Our next victim was iStuff's iCast Autoscan FM, another £29.99 effort. This time, stuff Sinatra; we're all about Metallica. As Sad But True exploded through our car stereo, we felt a sudden urge to drive recklessly and kill pedestrians. Then, all of a sudden, the FM reception dipped and we didn't get to hear the end of James Hetfield's bile-filled line, 'sad but t...'. To summarise, we felt this was just 'sad', performance-wise.

Still, when the very sporadic occasion of signal drop-out wasn't haunting us, the iCast performed quite well. Its position in the car made a distinct difference, and the closer to the car's aerial, the better the performance. Sound quality wasn't as high as Belkin's TuneCast 3, and was slightly dirty in comparison -- a sad sign considering the mutual price point.

Overall, the iCast was acceptable, but sat in second place at this point in the test.

Next up, Griffin's famous iTrip. Would the Griffin perform as well as we expected?

At just £20, the iTrip is already the more attractive option of the three we've looked at so far. However, it only works with iPods and doesn't have the luxury of a battery-operated option, meaning you'll need to jack this into your cigarette lighter. If thishelps you kick the filthy habit, excellent. Sadly, it meant our photo opportunities weren't as beautiful with this model.

* ABOUT THIS TASK: From the FM transmitter review, write out the passage starting at "At just £20, the" and ending at "with this model.", word for word.

* RECORDS SUPPLIED:
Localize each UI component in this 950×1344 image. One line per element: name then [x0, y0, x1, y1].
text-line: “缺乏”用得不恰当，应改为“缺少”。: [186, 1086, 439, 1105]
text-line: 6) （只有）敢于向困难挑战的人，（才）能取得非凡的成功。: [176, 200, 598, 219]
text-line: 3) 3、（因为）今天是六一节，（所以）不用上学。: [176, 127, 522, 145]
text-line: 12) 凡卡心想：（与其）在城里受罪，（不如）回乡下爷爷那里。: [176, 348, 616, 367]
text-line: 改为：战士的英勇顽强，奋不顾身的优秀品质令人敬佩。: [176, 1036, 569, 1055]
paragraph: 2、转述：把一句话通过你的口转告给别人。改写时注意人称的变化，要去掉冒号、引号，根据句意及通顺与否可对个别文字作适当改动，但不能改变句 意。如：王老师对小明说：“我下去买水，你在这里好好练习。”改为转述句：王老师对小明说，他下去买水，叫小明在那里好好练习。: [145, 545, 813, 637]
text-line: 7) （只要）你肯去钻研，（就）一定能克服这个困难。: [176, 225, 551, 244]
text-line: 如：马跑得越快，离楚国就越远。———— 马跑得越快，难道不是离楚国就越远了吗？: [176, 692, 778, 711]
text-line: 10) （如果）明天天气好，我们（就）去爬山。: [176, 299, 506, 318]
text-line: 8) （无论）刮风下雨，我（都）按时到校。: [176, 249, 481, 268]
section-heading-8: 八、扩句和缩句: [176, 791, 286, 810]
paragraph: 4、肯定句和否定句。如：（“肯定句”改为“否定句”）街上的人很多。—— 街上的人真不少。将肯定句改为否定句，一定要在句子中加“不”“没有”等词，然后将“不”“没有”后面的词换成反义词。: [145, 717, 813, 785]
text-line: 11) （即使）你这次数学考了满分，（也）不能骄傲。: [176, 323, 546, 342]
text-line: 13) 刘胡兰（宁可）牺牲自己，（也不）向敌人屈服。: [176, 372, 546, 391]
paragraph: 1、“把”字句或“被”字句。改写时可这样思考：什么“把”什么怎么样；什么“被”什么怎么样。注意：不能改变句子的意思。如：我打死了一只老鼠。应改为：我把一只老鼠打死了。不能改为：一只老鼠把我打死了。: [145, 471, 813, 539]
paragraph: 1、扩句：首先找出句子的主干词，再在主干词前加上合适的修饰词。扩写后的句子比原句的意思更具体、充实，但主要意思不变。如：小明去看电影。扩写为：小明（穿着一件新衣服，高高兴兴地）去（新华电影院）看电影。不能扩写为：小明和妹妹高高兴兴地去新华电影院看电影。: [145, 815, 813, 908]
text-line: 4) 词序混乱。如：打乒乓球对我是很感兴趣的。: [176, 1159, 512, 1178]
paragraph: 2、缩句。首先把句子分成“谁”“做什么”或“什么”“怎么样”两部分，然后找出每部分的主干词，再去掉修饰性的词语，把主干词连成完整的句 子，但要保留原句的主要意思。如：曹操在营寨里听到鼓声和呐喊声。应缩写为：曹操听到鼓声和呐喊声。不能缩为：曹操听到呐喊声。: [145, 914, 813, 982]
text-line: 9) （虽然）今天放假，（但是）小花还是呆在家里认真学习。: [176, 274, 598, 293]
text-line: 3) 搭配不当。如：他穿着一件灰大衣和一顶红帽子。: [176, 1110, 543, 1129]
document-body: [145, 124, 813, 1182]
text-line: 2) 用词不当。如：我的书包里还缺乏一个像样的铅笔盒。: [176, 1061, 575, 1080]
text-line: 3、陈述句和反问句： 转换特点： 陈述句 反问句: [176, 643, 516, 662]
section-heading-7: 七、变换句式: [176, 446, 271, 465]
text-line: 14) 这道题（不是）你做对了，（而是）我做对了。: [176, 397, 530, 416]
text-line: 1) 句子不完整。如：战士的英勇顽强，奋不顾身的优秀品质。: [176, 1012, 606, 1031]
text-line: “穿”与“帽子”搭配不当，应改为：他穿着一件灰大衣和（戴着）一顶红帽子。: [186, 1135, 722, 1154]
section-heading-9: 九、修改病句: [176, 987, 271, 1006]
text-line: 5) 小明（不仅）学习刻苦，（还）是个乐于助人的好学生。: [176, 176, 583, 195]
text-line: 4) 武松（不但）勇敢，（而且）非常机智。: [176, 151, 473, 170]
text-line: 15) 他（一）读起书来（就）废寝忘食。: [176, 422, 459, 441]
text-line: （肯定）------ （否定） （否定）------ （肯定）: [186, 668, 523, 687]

* RESPONSE BOX:
At just £20, the iTrip is already the more attractive option of the three we've looked at so far. However, it only works with iPods and doesn't have the luxury of a battery-operated option, meaning you'll need to jack this into your cigarette lighter. If thishelps you kick the filthy habit, excellent. Sadly, it meant our photo opportunities weren't as beautiful with this model.